-- Start Given records --
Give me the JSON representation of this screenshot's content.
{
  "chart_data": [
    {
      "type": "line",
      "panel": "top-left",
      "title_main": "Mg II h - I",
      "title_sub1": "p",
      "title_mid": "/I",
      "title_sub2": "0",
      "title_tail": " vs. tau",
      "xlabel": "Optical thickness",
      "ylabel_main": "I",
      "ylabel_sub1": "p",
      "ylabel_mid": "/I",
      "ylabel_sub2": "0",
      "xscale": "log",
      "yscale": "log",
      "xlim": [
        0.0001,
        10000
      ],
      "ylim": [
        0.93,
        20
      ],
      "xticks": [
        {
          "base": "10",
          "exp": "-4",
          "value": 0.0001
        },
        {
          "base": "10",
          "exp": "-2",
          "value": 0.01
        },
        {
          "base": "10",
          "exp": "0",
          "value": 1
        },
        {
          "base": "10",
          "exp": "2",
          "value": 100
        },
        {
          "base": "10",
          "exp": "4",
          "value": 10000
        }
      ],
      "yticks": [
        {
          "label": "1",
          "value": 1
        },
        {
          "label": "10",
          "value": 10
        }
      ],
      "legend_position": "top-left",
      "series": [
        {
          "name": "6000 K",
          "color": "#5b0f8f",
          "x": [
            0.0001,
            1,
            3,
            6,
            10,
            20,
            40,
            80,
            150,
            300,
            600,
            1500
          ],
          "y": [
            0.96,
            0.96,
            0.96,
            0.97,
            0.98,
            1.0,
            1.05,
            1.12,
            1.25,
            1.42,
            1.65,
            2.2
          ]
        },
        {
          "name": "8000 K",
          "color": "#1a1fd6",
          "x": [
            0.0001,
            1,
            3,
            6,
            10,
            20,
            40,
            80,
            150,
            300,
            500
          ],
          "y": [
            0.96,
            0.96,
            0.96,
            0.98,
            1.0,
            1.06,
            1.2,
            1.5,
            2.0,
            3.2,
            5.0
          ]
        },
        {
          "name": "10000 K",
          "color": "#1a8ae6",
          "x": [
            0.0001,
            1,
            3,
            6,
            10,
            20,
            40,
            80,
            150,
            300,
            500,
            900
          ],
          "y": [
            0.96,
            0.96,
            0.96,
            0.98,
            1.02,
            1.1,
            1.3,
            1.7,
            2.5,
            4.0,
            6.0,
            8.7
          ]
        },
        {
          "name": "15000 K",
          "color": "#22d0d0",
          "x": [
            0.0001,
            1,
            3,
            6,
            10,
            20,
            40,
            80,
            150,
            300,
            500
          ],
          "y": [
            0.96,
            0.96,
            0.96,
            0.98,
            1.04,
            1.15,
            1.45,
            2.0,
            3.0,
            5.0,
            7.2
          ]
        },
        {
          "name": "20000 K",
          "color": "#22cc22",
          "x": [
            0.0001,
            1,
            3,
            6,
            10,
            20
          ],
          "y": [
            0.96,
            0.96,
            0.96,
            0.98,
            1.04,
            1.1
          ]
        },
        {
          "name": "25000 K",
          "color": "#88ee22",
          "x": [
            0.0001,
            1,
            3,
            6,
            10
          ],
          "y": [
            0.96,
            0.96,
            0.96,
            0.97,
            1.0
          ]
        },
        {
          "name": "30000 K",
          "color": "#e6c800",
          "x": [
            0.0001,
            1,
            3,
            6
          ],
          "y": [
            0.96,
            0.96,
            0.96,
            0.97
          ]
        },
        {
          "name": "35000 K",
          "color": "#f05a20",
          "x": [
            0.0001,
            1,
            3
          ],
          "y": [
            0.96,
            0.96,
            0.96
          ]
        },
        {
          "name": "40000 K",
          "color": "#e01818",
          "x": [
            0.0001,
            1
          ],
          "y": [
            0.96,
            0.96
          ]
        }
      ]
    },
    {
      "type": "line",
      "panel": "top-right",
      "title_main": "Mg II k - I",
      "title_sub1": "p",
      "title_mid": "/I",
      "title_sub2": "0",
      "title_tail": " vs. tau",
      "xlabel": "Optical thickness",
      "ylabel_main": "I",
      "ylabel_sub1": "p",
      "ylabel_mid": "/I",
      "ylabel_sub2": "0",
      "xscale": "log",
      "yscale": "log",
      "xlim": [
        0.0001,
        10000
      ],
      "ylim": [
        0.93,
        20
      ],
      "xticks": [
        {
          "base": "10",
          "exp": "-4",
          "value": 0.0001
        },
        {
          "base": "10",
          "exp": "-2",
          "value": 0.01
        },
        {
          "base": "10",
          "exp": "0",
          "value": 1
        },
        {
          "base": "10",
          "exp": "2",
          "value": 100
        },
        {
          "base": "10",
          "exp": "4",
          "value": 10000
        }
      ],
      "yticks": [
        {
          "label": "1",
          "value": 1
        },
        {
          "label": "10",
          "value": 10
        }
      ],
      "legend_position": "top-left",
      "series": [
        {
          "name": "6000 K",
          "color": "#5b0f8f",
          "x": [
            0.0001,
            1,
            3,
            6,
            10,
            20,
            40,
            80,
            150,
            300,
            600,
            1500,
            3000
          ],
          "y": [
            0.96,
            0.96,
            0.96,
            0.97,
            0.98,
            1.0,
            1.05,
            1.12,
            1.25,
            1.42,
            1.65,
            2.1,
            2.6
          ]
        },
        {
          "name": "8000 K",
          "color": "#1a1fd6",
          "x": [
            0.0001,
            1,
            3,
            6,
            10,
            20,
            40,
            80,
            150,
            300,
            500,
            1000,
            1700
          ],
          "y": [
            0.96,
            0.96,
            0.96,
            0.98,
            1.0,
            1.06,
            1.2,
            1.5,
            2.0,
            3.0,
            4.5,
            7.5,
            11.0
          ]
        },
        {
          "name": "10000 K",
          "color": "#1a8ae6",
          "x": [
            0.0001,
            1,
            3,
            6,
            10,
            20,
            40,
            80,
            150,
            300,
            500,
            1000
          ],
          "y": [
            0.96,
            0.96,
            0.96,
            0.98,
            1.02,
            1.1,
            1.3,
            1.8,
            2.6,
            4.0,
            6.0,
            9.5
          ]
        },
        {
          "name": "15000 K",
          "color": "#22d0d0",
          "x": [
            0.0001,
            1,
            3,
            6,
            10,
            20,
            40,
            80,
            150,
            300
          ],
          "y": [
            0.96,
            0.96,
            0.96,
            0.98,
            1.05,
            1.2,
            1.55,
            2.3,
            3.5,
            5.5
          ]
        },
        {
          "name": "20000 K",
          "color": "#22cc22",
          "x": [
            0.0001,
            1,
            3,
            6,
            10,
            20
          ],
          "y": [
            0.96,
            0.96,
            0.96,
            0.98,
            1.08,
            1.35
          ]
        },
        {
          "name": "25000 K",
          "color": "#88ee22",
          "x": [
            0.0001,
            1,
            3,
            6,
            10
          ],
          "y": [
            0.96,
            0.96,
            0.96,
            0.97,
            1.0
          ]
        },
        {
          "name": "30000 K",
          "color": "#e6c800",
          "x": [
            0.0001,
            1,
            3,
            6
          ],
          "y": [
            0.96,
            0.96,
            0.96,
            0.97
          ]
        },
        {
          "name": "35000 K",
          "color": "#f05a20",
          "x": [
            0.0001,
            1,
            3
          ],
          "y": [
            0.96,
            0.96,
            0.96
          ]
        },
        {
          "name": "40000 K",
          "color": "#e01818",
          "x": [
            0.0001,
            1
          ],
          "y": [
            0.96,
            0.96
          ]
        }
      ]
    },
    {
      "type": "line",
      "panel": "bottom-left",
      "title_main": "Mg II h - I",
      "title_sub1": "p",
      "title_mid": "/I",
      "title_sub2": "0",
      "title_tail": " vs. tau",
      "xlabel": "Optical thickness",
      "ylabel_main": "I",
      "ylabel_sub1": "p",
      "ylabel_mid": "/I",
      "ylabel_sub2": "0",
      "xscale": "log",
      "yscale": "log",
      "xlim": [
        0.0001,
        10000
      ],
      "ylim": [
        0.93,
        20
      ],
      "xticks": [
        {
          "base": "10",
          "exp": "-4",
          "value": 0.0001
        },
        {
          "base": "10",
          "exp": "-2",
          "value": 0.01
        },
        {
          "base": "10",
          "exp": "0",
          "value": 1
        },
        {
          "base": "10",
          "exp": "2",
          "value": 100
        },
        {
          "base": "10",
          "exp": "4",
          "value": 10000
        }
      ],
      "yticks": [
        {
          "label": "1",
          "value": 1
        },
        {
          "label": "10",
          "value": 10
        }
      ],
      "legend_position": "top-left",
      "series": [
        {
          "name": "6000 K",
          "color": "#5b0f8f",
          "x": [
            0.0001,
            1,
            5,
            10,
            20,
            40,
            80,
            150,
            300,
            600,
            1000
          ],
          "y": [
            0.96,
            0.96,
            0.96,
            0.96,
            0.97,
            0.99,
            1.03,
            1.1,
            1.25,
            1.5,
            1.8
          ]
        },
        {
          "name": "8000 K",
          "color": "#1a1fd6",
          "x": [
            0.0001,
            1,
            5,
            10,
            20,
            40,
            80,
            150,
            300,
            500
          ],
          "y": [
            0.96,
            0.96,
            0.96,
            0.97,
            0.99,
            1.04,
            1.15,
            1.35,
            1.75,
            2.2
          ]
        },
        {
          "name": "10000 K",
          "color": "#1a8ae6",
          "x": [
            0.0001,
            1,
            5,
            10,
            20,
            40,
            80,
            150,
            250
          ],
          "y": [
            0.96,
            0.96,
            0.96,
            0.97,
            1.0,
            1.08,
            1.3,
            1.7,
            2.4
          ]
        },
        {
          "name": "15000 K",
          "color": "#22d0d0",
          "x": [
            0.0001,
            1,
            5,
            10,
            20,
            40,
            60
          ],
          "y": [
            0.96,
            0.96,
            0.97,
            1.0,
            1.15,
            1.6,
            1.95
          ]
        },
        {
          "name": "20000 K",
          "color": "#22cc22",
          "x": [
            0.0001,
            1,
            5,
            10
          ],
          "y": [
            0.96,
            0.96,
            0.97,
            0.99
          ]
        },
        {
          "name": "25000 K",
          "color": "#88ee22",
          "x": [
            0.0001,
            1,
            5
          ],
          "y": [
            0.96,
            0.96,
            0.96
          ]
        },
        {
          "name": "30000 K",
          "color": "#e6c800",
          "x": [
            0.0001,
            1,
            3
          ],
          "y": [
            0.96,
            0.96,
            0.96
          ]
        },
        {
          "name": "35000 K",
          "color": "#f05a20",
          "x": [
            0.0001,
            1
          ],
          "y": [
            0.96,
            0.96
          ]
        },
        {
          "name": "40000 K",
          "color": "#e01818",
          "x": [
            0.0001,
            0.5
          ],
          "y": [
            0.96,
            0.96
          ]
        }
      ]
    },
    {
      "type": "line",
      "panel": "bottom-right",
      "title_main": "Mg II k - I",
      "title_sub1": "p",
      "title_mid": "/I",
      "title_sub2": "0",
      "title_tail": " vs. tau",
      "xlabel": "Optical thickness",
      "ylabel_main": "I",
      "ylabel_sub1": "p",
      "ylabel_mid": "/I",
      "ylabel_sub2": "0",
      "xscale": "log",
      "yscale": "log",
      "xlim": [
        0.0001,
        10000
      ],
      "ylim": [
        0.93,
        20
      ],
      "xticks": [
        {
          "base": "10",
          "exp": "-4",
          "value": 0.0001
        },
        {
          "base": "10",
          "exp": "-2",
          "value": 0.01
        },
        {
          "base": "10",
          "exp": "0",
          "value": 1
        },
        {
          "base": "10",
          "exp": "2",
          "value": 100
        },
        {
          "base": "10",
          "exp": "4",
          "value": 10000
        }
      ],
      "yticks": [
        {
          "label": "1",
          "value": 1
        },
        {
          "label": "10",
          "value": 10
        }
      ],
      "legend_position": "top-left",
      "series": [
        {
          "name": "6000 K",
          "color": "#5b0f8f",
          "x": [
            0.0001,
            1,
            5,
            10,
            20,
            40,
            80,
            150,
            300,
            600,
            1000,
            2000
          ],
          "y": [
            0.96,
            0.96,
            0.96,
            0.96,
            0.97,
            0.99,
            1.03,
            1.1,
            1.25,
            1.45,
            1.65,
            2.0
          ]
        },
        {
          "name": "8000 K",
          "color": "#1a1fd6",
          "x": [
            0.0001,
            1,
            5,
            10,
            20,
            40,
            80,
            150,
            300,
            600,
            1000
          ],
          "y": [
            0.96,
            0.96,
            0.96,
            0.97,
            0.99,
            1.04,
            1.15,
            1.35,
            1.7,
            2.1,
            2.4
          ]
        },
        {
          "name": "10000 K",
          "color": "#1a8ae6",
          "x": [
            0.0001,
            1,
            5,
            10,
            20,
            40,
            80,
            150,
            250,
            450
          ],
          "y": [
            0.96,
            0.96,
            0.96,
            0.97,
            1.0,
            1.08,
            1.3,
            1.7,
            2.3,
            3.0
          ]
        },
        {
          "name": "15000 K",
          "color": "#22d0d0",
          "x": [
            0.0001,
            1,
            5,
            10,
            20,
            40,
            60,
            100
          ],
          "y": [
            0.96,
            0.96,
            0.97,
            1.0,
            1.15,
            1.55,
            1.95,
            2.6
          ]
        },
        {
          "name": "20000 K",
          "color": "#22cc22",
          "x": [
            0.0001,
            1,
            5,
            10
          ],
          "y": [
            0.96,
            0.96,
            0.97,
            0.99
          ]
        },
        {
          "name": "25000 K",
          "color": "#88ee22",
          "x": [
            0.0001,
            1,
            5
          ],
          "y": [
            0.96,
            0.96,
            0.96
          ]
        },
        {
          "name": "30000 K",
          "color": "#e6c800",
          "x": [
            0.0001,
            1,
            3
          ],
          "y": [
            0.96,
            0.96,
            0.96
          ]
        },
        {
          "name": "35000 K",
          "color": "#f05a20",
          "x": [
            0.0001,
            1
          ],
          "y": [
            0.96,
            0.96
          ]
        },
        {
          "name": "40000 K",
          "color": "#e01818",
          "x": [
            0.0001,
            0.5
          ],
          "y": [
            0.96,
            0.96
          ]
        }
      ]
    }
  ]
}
-- End Given records --
Return all lines containing the word "panel".

**Result for this exercise**:
      "panel": "top-left",
      "panel": "top-right",
      "panel": "bottom-left",
      "panel": "bottom-right",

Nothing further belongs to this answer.